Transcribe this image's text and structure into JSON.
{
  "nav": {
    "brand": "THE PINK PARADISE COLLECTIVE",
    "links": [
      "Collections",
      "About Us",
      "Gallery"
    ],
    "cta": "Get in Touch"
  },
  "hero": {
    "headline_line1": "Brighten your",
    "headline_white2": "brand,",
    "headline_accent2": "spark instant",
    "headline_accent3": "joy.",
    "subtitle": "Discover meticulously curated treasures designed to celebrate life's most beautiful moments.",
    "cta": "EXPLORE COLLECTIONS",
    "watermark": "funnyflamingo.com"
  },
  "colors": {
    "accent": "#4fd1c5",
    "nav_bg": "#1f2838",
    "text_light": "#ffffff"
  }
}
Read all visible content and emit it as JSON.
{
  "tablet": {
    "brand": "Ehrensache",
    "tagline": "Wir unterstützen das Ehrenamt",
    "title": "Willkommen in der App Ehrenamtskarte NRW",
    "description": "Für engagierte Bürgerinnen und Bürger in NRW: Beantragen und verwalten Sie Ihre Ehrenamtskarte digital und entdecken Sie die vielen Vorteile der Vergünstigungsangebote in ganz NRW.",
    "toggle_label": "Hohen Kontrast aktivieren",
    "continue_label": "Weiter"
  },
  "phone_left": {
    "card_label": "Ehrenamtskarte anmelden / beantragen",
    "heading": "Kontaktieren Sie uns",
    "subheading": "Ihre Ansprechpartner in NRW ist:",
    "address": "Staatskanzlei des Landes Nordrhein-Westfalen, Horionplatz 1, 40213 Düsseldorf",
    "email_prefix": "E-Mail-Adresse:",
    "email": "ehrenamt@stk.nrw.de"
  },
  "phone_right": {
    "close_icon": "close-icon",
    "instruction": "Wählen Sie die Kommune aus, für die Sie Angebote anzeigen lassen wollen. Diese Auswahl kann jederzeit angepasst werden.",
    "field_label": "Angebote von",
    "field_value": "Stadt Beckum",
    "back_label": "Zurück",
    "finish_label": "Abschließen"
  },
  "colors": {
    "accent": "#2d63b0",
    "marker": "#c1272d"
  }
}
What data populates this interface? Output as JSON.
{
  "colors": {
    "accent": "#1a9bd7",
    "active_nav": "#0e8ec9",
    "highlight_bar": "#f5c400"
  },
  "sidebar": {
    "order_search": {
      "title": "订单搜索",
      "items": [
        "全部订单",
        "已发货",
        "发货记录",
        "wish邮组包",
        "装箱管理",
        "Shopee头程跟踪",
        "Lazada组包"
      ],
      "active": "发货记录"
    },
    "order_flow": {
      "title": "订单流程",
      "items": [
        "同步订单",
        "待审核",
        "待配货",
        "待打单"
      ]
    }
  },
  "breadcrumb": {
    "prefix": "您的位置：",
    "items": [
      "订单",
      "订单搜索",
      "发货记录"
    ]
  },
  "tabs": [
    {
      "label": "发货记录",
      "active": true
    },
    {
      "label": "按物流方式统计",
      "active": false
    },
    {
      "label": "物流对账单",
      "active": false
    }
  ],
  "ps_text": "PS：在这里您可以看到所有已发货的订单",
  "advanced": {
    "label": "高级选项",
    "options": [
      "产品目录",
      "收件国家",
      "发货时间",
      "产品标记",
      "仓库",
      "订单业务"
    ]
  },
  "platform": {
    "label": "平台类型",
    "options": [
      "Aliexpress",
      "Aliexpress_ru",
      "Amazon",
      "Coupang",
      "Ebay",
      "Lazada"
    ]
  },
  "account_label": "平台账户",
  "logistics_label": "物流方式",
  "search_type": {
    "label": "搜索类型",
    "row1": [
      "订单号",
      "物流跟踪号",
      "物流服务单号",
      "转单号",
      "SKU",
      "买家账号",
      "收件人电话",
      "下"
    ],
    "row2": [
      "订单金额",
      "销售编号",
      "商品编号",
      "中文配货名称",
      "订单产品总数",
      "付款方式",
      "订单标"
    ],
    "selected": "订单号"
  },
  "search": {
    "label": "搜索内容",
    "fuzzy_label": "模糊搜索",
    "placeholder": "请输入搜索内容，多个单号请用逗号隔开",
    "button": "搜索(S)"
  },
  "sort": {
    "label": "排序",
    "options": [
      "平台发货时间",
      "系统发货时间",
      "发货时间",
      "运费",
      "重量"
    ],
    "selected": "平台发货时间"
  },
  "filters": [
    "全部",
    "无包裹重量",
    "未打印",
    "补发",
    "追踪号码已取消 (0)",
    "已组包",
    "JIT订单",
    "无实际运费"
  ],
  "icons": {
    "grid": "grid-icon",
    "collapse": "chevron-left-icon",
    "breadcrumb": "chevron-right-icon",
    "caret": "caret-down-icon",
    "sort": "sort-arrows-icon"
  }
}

# # # # # # #

BRIEF: Copy every line of the data that holds the string "Ihre".

ANSWER TO THE EXERCISE:
    "description": "Für engagierte Bürgerinnen und Bürger in NRW: Beantragen und verwalten Sie Ihre Ehrenamtskarte digital und entdecken Sie die vielen Vorteile der Vergünstigungsangebote in ganz NRW.",
    "subheading": "Ihre Ansprechpartner in NRW ist:",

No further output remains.